Entries from a dataset:
○ ○ ○ ○ ○
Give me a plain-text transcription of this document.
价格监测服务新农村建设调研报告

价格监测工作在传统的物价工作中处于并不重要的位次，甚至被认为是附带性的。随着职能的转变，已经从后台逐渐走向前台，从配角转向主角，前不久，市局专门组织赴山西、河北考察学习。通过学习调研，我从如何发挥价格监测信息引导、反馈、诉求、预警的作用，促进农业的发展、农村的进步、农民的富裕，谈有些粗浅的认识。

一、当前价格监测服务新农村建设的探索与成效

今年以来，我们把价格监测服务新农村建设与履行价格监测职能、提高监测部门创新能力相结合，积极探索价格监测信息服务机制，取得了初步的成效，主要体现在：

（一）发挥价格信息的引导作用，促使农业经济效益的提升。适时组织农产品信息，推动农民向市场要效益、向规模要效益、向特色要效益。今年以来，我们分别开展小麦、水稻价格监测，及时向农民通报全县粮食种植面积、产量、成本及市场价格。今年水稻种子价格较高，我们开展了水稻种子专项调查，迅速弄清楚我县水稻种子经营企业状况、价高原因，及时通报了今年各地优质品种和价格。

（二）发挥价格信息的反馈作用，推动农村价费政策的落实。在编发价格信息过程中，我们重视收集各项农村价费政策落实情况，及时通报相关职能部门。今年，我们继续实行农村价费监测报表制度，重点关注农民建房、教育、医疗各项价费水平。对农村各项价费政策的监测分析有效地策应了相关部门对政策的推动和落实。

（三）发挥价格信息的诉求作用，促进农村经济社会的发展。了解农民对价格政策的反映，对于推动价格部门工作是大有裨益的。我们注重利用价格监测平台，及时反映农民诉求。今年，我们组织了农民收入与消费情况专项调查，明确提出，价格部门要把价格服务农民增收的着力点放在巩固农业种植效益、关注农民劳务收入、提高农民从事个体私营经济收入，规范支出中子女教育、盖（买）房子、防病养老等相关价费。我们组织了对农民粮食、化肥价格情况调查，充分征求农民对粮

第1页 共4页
○ ○ ○ ○ ○
▶ WHAT THIS TASK INVOLVES: Write down all the entries again without a single difference.

▶ THE SOLUTION:
Give me a plain-text transcription of this document.
价格监测服务新农村建设调研报告

价格监测工作在传统的物价工作中处于并不重要的位次，甚至被认为是附带性的。随着职能的转变，已经从后台逐渐走向前台，从配角转向主角，前不久，市局专门组织赴山西、河北考察学习。通过学习调研，我从如何发挥价格监测信息引导、反馈、诉求、预警的作用，促进农业的发展、农村的进步、农民的富裕，谈有些粗浅的认识。

一、当前价格监测服务新农村建设的探索与成效

今年以来，我们把价格监测服务新农村建设与履行价格监测职能、提高监测部门创新能力相结合，积极探索价格监测信息服务机制，取得了初步的成效，主要体现在：

（一）发挥价格信息的引导作用，促使农业经济效益的提升。适时组织农产品信息，推动农民向市场要效益、向规模要效益、向特色要效益。今年以来，我们分别开展小麦、水稻价格监测，及时向农民通报全县粮食种植面积、产量、成本及市场价格。今年水稻种子价格较高，我们开展了水稻种子专项调查，迅速弄清楚我县水稻种子经营企业状况、价高原因，及时通报了今年各地优质品种和价格。

（二）发挥价格信息的反馈作用，推动农村价费政策的落实。在编发价格信息过程中，我们重视收集各项农村价费政策落实情况，及时通报相关职能部门。今年，我们继续实行农村价费监测报表制度，重点关注农民建房、教育、医疗各项价费水平。对农村各项价费政策的监测分析有效地策应了相关部门对政策的推动和落实。

（三）发挥价格信息的诉求作用，促进农村经济社会的发展。了解农民对价格政策的反映，对于推动价格部门工作是大有裨益的。我们注重利用价格监测平台，及时反映农民诉求。今年，我们组织了农民收入与消费情况专项调查，明确提出，价格部门要把价格服务农民增收的着力点放在巩固农业种植效益、关注农民劳务收入、提高农民从事个体私营经济收入，规范支出中子女教育、盖（买）房子、防病养老等相关价费。我们组织了对农民粮食、化肥价格情况调查，充分征求农民对粮

第1页 共4页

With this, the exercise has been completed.